Exercise instructions =
Transcribe the data in full and exactly, omitting any pictures.

Entries shown =
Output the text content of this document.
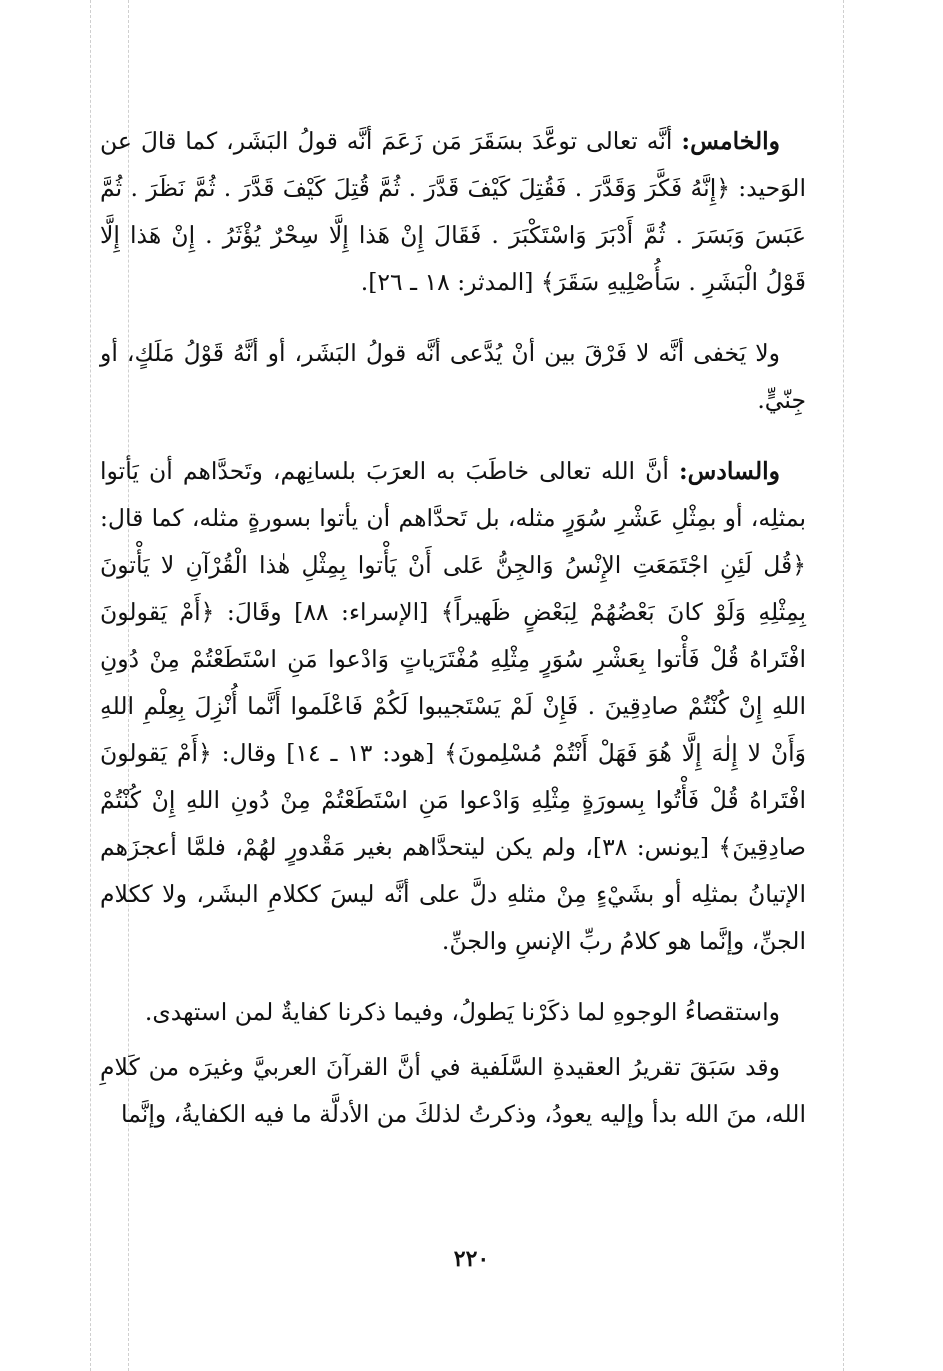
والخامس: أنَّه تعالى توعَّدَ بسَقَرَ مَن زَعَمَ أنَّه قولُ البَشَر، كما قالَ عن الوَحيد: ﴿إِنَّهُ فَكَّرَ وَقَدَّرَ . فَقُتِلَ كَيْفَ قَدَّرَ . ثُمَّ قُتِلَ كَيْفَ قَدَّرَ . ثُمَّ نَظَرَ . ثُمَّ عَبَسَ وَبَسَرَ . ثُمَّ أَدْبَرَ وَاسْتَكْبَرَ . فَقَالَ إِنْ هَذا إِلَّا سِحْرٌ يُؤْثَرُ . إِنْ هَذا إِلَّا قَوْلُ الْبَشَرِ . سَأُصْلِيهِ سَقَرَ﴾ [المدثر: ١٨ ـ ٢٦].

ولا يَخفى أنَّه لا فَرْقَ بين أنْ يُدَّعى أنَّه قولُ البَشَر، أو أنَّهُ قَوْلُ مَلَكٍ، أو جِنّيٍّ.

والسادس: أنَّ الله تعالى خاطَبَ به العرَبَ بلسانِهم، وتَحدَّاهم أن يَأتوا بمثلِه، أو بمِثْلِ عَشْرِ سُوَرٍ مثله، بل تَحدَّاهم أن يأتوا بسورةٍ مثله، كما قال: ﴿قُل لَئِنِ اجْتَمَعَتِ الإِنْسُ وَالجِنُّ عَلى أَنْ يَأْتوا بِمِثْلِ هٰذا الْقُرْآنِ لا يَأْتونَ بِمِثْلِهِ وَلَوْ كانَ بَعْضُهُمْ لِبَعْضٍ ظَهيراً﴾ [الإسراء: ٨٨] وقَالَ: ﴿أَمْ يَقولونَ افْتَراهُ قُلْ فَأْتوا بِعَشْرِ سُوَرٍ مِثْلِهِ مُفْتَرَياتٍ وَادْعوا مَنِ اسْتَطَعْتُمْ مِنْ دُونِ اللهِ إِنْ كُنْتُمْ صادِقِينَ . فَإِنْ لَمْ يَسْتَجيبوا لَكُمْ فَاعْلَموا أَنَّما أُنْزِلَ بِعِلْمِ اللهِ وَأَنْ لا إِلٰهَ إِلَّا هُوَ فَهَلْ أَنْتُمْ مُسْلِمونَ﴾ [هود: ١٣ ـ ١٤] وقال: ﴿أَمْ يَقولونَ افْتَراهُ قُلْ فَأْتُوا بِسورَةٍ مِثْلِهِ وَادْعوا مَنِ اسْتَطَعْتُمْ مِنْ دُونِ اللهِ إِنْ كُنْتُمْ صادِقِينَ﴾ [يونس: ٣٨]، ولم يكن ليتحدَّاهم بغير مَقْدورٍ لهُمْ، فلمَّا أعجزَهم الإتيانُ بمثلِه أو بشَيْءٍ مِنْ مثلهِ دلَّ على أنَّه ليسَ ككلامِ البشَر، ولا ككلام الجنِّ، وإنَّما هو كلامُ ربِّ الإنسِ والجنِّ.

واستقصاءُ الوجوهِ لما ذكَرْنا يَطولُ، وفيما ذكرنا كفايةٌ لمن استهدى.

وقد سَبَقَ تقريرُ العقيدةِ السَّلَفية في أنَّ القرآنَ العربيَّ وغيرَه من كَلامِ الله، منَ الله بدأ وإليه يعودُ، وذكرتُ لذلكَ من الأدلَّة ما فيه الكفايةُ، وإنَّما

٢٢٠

Task result =
Output the text content of this document.
والخامس: أنَّه تعالى توعَّدَ بسَقَرَ مَن زَعَمَ أنَّه قولُ البَشَر، كما قالَ عن الوَحيد: ﴿إِنَّهُ فَكَّرَ وَقَدَّرَ . فَقُتِلَ كَيْفَ قَدَّرَ . ثُمَّ قُتِلَ كَيْفَ قَدَّرَ . ثُمَّ نَظَرَ . ثُمَّ عَبَسَ وَبَسَرَ . ثُمَّ أَدْبَرَ وَاسْتَكْبَرَ . فَقَالَ إِنْ هَذا إِلَّا سِحْرٌ يُؤْثَرُ . إِنْ هَذا إِلَّا قَوْلُ الْبَشَرِ . سَأُصْلِيهِ سَقَرَ﴾ [المدثر: ١٨ ـ ٢٦].

ولا يَخفى أنَّه لا فَرْقَ بين أنْ يُدَّعى أنَّه قولُ البَشَر، أو أنَّهُ قَوْلُ مَلَكٍ، أو جِنّيٍّ.

والسادس: أنَّ الله تعالى خاطَبَ به العرَبَ بلسانِهم، وتَحدَّاهم أن يَأتوا بمثلِه، أو بمِثْلِ عَشْرِ سُوَرٍ مثله، بل تَحدَّاهم أن يأتوا بسورةٍ مثله، كما قال: ﴿قُل لَئِنِ اجْتَمَعَتِ الإِنْسُ وَالجِنُّ عَلى أَنْ يَأْتوا بِمِثْلِ هٰذا الْقُرْآنِ لا يَأْتونَ بِمِثْلِهِ وَلَوْ كانَ بَعْضُهُمْ لِبَعْضٍ ظَهيراً﴾ [الإسراء: ٨٨] وقَالَ: ﴿أَمْ يَقولونَ افْتَراهُ قُلْ فَأْتوا بِعَشْرِ سُوَرٍ مِثْلِهِ مُفْتَرَياتٍ وَادْعوا مَنِ اسْتَطَعْتُمْ مِنْ دُونِ اللهِ إِنْ كُنْتُمْ صادِقِينَ . فَإِنْ لَمْ يَسْتَجيبوا لَكُمْ فَاعْلَموا أَنَّما أُنْزِلَ بِعِلْمِ اللهِ وَأَنْ لا إِلٰهَ إِلَّا هُوَ فَهَلْ أَنْتُمْ مُسْلِمونَ﴾ [هود: ١٣ ـ ١٤] وقال: ﴿أَمْ يَقولونَ افْتَراهُ قُلْ فَأْتُوا بِسورَةٍ مِثْلِهِ وَادْعوا مَنِ اسْتَطَعْتُمْ مِنْ دُونِ اللهِ إِنْ كُنْتُمْ صادِقِينَ﴾ [يونس: ٣٨]، ولم يكن ليتحدَّاهم بغير مَقْدورٍ لهُمْ، فلمَّا أعجزَهم الإتيانُ بمثلِه أو بشَيْءٍ مِنْ مثلهِ دلَّ على أنَّه ليسَ ككلامِ البشَر، ولا ككلام الجنِّ، وإنَّما هو كلامُ ربِّ الإنسِ والجنِّ.

واستقصاءُ الوجوهِ لما ذكَرْنا يَطولُ، وفيما ذكرنا كفايةٌ لمن استهدى.

وقد سَبَقَ تقريرُ العقيدةِ السَّلَفية في أنَّ القرآنَ العربيَّ وغيرَه من كَلامِ الله، منَ الله بدأ وإليه يعودُ، وذكرتُ لذلكَ من الأدلَّة ما فيه الكفايةُ، وإنَّما

٢٢٠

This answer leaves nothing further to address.